# Stated goal:
Pick out each line in these entries that contains the string "برعلیه".

(Stored data entries)
════

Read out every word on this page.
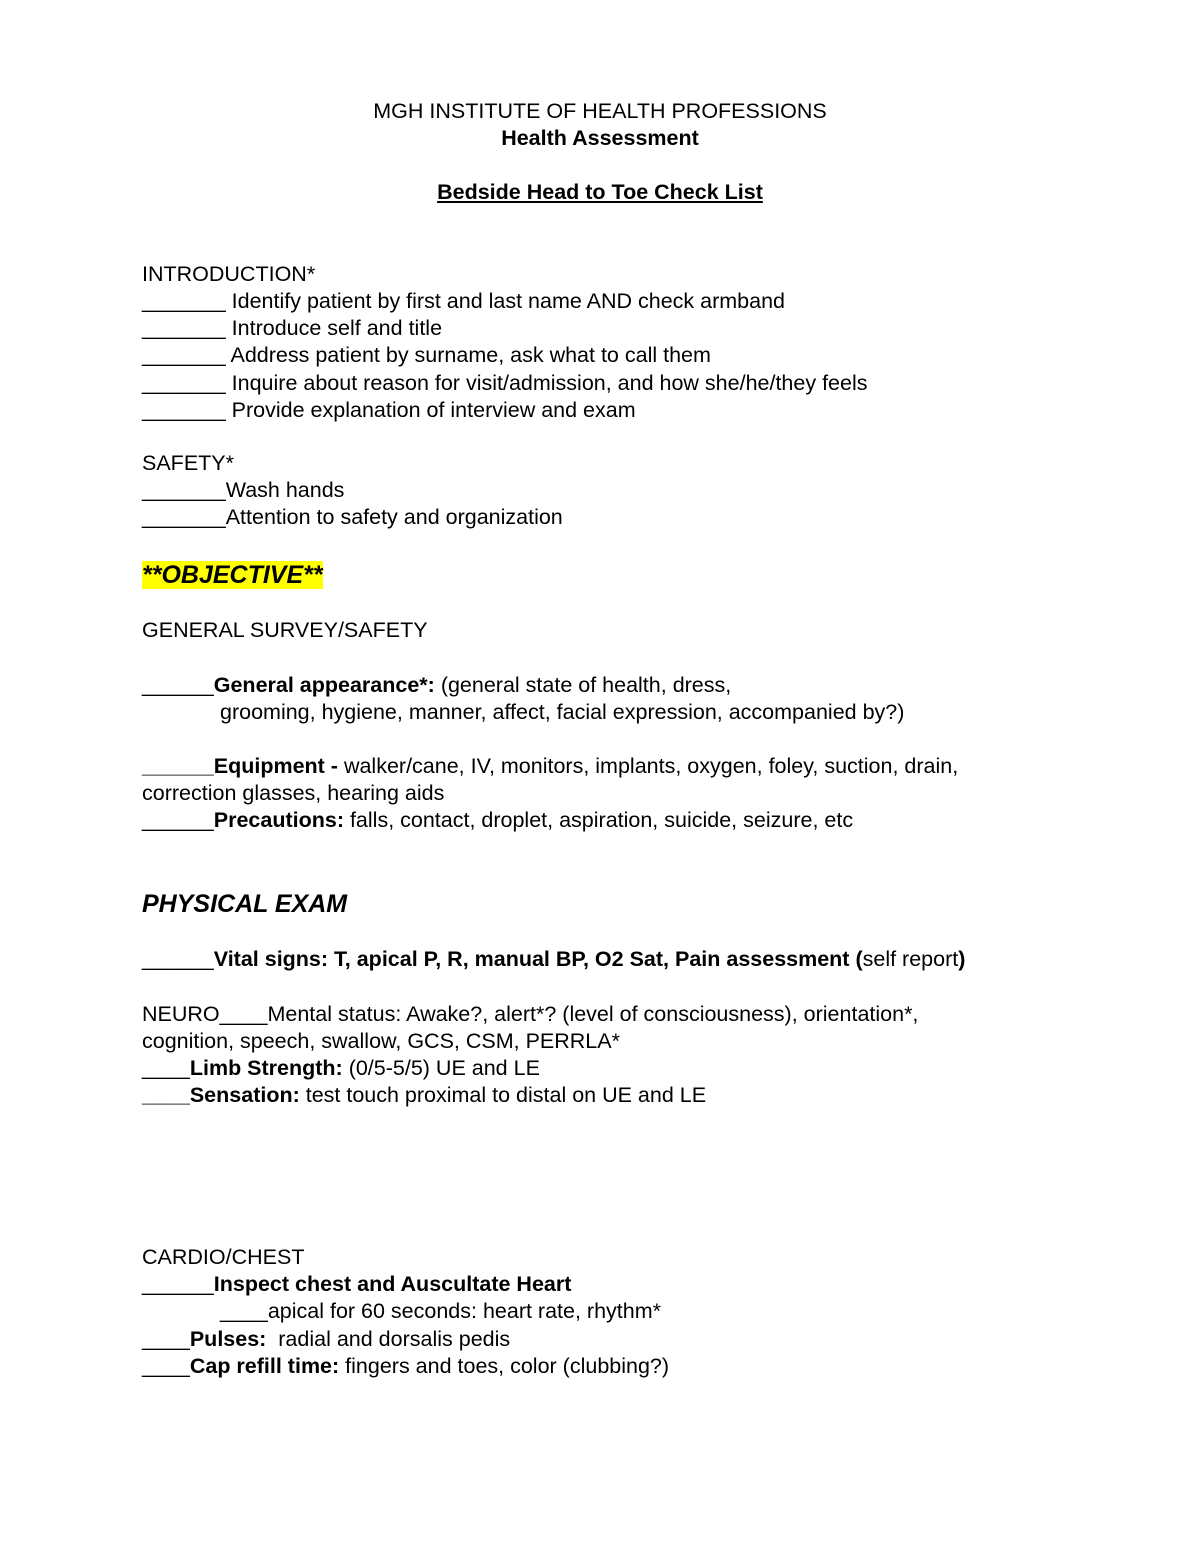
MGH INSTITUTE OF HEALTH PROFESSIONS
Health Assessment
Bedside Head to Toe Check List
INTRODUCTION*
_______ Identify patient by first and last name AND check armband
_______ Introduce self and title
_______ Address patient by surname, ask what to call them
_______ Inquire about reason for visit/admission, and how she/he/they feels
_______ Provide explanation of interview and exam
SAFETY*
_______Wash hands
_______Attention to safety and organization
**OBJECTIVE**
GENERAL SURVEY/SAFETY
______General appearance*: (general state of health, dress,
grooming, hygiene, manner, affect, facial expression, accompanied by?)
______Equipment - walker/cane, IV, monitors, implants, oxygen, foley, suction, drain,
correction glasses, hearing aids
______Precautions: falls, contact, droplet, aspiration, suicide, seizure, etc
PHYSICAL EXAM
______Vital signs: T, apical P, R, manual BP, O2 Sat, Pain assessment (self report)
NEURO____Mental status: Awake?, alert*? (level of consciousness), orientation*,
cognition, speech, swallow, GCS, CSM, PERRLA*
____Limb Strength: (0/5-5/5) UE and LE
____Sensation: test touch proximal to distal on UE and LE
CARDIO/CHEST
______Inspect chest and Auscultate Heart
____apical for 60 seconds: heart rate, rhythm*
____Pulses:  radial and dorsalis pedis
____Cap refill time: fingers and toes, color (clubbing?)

════

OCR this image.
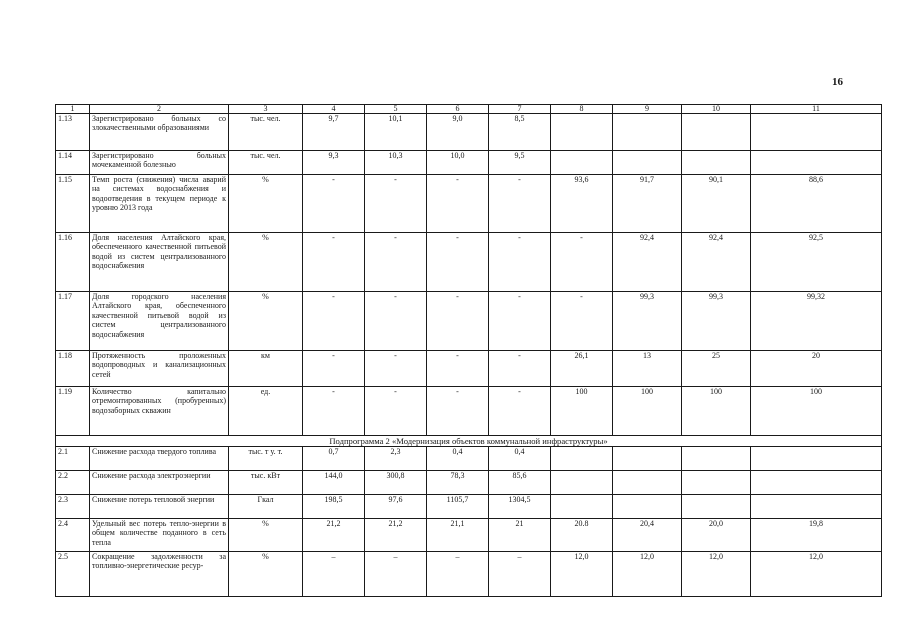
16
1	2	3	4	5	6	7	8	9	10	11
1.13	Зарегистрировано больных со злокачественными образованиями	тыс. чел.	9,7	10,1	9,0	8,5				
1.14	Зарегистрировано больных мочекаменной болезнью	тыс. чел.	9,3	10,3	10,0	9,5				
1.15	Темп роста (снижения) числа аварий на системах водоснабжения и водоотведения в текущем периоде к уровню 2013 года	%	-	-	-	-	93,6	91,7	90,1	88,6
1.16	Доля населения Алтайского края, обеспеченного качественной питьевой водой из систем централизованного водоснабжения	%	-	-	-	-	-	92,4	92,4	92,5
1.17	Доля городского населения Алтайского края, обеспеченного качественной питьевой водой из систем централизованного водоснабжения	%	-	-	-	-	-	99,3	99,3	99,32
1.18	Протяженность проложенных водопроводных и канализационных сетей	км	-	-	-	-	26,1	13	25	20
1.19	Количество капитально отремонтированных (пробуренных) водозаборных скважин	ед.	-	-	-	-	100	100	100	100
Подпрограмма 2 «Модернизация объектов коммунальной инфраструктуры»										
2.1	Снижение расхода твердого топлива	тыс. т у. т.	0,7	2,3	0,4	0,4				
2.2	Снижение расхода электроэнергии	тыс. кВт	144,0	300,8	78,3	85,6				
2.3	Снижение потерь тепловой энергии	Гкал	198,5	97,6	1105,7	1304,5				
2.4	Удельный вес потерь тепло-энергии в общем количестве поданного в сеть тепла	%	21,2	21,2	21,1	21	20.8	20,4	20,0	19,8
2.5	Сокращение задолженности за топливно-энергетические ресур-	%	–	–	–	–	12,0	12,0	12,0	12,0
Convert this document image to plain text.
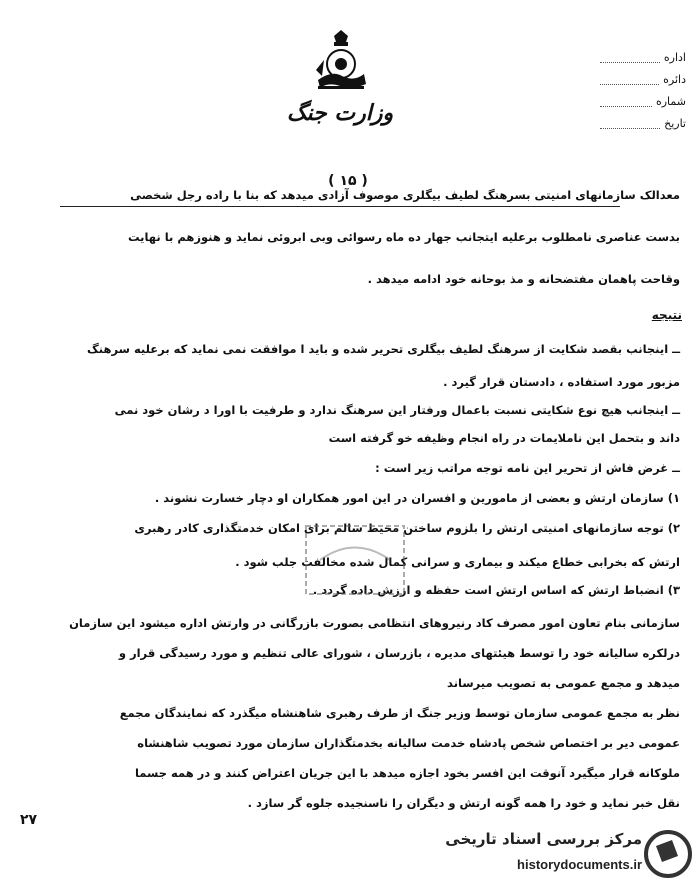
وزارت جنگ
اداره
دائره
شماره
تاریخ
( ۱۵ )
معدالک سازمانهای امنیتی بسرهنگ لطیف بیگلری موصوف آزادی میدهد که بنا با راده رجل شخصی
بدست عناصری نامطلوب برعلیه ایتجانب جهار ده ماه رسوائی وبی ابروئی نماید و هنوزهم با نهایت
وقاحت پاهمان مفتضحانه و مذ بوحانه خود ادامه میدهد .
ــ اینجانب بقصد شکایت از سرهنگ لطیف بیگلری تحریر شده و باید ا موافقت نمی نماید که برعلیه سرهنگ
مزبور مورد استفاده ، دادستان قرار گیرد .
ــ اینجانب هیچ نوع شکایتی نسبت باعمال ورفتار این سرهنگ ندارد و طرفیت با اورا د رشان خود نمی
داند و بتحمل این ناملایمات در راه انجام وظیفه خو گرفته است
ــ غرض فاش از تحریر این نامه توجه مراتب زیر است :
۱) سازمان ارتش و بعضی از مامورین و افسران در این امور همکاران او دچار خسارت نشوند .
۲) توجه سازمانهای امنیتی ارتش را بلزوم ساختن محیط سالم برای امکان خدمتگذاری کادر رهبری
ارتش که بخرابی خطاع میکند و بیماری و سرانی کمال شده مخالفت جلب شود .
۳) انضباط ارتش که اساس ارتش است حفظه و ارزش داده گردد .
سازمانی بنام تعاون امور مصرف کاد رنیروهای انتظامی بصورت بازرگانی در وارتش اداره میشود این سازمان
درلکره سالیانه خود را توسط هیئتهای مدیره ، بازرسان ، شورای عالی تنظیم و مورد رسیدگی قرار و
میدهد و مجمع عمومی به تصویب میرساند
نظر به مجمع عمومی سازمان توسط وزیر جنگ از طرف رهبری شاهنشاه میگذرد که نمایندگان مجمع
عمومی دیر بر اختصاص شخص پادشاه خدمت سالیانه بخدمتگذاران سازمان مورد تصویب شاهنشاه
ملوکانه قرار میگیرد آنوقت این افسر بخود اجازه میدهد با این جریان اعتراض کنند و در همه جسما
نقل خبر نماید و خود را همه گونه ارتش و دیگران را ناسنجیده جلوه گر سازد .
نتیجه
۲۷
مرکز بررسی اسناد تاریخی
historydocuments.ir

════

# Task answer:
بدست عناصری نامطلوب برعلیه ایتجانب جهار ده ماه رسوائی وبی ابروئی نماید و هنوزهم با نهایت
ــ اینجانب بقصد شکایت از سرهنگ لطیف بیگلری تحریر شده و باید ا موافقت نمی نماید که برعلیه سرهنگ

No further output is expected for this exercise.